(DATA SUPPLIED begins)
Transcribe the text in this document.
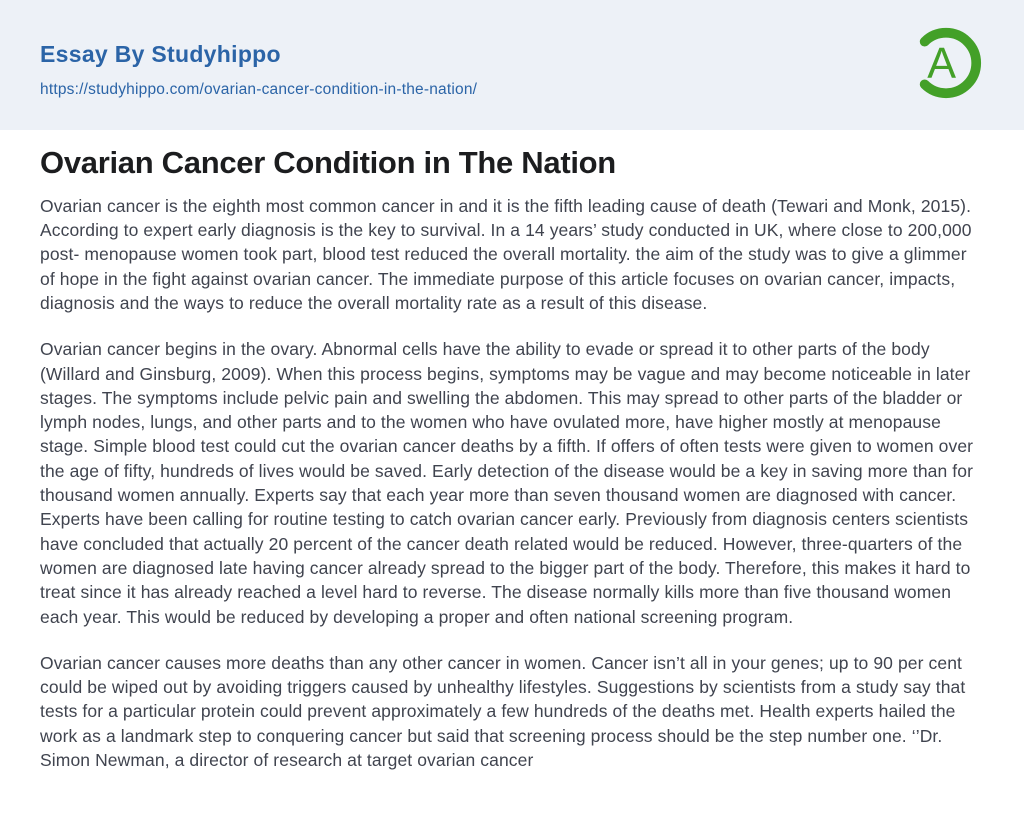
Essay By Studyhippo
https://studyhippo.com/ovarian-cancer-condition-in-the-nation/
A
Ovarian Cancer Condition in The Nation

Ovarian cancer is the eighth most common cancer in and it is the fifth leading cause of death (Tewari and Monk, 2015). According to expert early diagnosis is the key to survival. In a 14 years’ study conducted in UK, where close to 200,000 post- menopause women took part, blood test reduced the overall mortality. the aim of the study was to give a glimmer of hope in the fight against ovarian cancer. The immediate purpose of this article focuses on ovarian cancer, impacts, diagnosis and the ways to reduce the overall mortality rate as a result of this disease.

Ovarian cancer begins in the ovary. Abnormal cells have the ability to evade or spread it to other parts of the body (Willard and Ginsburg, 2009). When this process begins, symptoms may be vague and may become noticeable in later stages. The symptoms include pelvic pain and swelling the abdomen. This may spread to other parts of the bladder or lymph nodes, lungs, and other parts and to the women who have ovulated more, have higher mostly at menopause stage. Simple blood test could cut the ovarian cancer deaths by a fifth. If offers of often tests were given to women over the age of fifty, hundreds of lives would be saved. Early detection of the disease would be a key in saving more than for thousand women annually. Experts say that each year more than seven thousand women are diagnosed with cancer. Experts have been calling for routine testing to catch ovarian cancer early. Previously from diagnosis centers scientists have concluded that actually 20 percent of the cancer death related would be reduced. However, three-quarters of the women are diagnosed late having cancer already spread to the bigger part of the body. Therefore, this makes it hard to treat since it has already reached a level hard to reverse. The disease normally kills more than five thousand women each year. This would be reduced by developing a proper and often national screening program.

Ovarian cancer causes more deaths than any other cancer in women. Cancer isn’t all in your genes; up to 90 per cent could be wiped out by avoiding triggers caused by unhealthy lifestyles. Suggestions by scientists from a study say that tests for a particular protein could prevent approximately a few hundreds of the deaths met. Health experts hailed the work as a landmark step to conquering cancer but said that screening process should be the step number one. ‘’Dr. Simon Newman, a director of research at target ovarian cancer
(DATA SUPPLIED ends)
(DATA SUPPLIED begins)
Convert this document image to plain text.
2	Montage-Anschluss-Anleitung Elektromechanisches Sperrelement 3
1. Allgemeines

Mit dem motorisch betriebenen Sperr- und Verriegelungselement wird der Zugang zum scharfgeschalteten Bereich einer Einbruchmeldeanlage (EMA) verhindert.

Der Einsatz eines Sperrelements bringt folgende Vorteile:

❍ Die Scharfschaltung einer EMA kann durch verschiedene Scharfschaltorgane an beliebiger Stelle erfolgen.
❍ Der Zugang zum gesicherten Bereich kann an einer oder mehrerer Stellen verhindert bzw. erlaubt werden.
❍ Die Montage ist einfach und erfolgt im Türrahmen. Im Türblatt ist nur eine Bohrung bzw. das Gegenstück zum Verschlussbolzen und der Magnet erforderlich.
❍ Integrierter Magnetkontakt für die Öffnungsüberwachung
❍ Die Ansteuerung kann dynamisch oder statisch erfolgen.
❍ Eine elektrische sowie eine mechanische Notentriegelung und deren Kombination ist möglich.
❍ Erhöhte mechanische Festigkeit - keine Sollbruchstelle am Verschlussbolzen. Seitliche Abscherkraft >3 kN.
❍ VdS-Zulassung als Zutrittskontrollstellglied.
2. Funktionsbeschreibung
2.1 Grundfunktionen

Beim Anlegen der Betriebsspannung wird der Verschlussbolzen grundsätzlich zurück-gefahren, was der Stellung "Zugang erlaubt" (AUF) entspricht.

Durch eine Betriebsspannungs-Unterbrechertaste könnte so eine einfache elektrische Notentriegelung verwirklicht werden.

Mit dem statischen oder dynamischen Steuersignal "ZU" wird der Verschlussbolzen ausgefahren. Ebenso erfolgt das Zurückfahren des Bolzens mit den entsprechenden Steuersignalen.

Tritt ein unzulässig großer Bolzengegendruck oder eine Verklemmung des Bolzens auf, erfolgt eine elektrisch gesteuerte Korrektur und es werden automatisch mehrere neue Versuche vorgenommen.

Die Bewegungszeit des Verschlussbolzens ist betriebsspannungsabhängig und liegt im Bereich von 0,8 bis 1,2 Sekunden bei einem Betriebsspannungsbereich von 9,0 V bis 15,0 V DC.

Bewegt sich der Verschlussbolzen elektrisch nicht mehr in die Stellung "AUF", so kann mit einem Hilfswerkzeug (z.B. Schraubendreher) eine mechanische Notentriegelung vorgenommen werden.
(DATA SUPPLIED ends)
### TASK REQUIREMENTS
Looking at the material above, how many lines hold the word "early"? Only the number, please.

### ANSWER AREA
2